__PARTS OF THE EXERCISE__
**1)** In the forum thread about moving to Ras Al Khaimah, explain why the second poster says they are confused.
**2)** In the forum thread about moving to Ras Al Khaimah, list every benefit the first poster says the job offers apart from the salary.
**3)** Copy the forum thread about moving to Ras Al Khaimah word for word from "For a chemical" to "my educational avenues.".

# moving to Ras-Al-Khaimah



## srisuper

Hi All,

I have been offered a job as an "Applications Engineer" in a reputed firm based in Ras Al Khaimah. I am from India.

The salary offered to me is 7500AED and I am joining as a fresher without experience in my core field.

The package doesn't include housing allowance. However, I get medical insurance, annual holidays and flight tickets to my country and annual bonus, apart from the offered salary.Also, the company would provide me a car , for commuting for official purpose.

Kindly advice me if this is a good offer and if I can accept it.

I am a bachelor and lead a modest life.How much can I save on an average per month?

What is the average salary offered to a chemical engineer in RAK?

I would be grateful if someone answers my query.


----------



## Jynxgirl

What is an application engineer? Then you go on to say a chemical engineer. I am really confused as to the 'engineer' term that I see so much here. 

For a chemical engineer, (I have a university degree majoring in biology but minoring in chemistry) I wouldnt take anything near that, even having never 'worked' a position in my educated field, I wouldnt accept that. I know there are pay differences based on nationalities but that seems awfullly low. I have checked into utilizing my degree in this area and would be looking at the salary range of 15 to 20,000 dir, with housing allowance and transportation, with minimal lab experience that I have gotten thru my educational avenues.

[Document layout detection data]

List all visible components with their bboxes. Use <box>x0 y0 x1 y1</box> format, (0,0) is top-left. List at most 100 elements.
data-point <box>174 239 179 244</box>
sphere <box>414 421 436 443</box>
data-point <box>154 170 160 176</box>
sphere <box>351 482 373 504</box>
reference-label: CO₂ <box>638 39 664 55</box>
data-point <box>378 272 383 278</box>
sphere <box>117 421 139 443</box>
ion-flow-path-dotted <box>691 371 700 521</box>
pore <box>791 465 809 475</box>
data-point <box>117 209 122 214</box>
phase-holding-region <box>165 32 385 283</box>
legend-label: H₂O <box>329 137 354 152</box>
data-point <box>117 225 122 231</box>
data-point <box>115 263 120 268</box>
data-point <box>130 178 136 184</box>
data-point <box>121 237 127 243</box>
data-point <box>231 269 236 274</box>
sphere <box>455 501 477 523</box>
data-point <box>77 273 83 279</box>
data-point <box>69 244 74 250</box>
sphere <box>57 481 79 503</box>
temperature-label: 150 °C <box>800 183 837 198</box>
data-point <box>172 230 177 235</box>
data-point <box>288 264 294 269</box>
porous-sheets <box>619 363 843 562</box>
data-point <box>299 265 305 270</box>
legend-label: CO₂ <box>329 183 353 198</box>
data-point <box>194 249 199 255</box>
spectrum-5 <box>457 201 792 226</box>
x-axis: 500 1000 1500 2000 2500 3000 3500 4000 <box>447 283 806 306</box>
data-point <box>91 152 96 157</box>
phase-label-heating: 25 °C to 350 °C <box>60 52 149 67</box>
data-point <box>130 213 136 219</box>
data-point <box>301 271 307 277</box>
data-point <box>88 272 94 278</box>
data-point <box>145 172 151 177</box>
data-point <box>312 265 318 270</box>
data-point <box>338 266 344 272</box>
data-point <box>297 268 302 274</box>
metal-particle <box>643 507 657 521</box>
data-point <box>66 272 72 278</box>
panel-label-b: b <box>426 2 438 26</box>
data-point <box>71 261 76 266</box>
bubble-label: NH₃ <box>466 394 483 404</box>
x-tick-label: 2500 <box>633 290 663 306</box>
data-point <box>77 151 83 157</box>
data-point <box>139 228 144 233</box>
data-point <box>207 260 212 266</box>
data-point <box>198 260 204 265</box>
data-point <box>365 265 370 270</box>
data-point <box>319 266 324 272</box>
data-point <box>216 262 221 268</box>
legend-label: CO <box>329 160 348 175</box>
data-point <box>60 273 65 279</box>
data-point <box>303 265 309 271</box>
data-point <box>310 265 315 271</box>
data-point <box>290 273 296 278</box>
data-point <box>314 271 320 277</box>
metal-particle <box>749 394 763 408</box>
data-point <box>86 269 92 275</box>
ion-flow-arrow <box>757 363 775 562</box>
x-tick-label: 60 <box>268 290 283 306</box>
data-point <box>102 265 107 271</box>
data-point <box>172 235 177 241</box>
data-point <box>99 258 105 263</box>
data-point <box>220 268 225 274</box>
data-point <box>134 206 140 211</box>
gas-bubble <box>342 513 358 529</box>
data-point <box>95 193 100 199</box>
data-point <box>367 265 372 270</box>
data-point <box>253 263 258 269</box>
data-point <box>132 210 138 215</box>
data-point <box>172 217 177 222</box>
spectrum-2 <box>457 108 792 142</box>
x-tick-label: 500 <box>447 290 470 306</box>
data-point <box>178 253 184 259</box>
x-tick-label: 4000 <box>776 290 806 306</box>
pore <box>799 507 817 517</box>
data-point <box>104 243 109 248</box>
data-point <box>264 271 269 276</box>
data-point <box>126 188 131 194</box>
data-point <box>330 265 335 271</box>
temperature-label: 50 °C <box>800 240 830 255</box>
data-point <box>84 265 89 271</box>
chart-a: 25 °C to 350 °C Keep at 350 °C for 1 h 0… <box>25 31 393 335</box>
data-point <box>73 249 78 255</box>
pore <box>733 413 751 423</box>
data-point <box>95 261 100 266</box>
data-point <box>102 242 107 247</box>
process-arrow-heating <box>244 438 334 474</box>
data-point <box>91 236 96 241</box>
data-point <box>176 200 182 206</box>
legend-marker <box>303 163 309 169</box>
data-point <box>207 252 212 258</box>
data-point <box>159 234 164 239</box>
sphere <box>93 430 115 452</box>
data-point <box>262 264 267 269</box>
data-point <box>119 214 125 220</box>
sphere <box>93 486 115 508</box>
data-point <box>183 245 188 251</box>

__EXPECTED RESPONSES__
**1)** The first poster calls the job an "Applications Engineer" position but then asks about the average salary for a chemical engineer. The second poster adds that they are confused by how much they see the term "engineer" used there.

**2)**
- Medical insurance
- Annual holidays
- Flight tickets to the poster's home country
- Annual bonus
- A company car for commuting for official purposes

**3)**
For a chemical engineer, (I have a university degree majoring in biology but minoring in chemistry) I wouldnt take anything near that, even having never 'worked' a position in my educated field, I wouldnt accept that. I know there are pay differences based on nationalities but that seems awfullly low. I have checked into utilizing my degree in this area and would be looking at the salary range of 15 to 20,000 dir, with housing allowance and transportation, with minimal lab experience that I have gotten thru my educational avenues.